◆ TEXTAUSZUG ◆
· · ·

Wunder & Thanksgiving

„Ein Krieger des Lichts glaubt. Weil er an Wunder glaubt geschehen auch Wunder. Weil er sich sicher ist, dass seine Gedanken sein Leben verändern, verändert sich sein Leben. Weil er sich sicher ist, dass er der Liebe begegnen wird, begegnet ihm diese auch. Manchmal wird er enttäuscht, manchmal verletzt.

Und dann hört er Kommentare wie diesen: „Wie naiv er doch ist!“ Aber der Krieger weiß, dass es sich lohnt. Für jede Niederlage gibt es zwei Siege. Alle die glauben, wissen das.“

Auszug aus Paulo Coelhos „Handbuch des Kriegers des Lichts“

Ich würde am liebsten jede einzelne Seite aus diesem Buch teilen.
Während ich hier auf meinem neuen Bett sitze. Am Dienstag sind wir ein paar Zimmer weiter gezogen.

Aus fünf Frauen, die sich Zimmer und Bad teilen, sind zwei geworden.

Alles verändert sich stetig. Alles hat Vor- und Nachteile. Und da nichts beständig ist, empfiehlt es sich, jede Phase voll und ganz zu genießen!

So wie diese hier: Meine ukrainische Mitbewohnerin duscht. Ich stinke nach Truthahn. Die Amerikanerinnen bereiten alles für Thanksgiving vor. Eigentlich wollte ich packen. Als Assistenz darf ich dieses Wochenende an einem Women Empowerment Seminar teilnehmen.

Denn manchmal steht man genau im richtigen Moment auf, um sich einen Tee zu holen, folgt dem Klingeln des Telefons, obwohl man frei hat, hebt ab und öffnet eine neue Tür. Dann feiert man den Zufall und erinnert sich daran, dass nichts zufällig geschieht.

· · ·

◆ Gespeicherte Einträge ◆
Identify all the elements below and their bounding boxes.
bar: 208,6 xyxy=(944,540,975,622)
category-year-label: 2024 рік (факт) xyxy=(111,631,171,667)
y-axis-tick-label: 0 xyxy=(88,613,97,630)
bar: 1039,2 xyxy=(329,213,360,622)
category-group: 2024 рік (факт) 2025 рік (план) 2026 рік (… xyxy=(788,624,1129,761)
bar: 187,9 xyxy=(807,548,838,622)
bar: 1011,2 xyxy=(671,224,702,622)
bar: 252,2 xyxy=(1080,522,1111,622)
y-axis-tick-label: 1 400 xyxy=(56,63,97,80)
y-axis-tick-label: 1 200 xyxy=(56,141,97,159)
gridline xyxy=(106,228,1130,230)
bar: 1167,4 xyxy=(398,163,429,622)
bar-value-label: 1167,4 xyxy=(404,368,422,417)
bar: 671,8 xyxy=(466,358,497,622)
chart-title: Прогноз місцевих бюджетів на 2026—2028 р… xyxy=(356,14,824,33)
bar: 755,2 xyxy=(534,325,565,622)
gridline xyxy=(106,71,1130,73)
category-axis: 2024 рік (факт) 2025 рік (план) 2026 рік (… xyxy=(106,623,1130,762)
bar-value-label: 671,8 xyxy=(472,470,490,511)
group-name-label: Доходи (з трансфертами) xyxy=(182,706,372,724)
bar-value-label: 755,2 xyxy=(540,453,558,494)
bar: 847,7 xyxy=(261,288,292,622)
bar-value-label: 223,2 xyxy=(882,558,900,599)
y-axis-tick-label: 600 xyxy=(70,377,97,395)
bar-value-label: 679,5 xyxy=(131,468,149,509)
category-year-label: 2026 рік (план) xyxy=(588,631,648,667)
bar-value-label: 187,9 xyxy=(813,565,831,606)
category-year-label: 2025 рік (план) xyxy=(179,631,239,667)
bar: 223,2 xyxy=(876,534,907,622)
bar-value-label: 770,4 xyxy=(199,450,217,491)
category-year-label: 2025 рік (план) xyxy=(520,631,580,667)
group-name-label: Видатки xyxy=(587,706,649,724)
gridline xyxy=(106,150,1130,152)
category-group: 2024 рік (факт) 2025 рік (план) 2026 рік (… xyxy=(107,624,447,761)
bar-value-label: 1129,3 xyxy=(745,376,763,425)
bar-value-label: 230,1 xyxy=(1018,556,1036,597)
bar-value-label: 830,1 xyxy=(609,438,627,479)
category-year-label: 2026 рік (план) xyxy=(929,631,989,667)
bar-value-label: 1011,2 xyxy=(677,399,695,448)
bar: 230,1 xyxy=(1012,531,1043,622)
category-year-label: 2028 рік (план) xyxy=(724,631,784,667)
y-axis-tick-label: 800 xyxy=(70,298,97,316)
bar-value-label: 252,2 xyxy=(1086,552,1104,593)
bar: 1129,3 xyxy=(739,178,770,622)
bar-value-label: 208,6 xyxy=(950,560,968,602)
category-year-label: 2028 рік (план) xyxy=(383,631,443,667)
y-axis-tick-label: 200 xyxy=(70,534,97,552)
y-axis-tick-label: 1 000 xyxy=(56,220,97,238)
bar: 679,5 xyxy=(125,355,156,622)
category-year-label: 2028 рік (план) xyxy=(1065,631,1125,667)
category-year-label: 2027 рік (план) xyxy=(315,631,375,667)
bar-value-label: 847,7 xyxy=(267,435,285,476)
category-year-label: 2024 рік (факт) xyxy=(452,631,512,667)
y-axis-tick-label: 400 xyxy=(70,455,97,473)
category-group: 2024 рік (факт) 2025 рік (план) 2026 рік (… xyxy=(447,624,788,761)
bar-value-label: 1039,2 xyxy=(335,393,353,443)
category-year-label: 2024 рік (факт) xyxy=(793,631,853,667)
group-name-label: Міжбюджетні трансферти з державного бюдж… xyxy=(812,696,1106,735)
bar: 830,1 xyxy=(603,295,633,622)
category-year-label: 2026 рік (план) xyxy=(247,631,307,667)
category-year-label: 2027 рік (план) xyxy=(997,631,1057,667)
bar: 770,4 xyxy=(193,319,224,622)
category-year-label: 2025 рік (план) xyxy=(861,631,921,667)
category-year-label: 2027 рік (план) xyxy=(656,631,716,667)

· · ·

◆ AUFGABENSTELLUNG ◆
Gib den Textauszug von „Auszug aus Paulo“ bis „ganz zu genießen!“ erneut wieder. Ersetze dabei jedes „Zimmer“ durch „Räume“. Die Einträge haben mit dem Textauszug nichts zu tun.

◆ DEINE LÖSUNG ◆
Auszug aus Paulo Coelhos „Handbuch des Kriegers des Lichts“

Ich würde am liebsten jede einzelne Seite aus diesem Buch teilen.
Während ich hier auf meinem neuen Bett sitze. Am Dienstag sind wir ein paar Räume weiter gezogen.

Aus fünf Frauen, die sich Räume und Bad teilen, sind zwei geworden.

Alles verändert sich stetig. Alles hat Vor- und Nachteile. Und da nichts beständig ist, empfiehlt es sich, jede Phase voll und ganz zu genießen!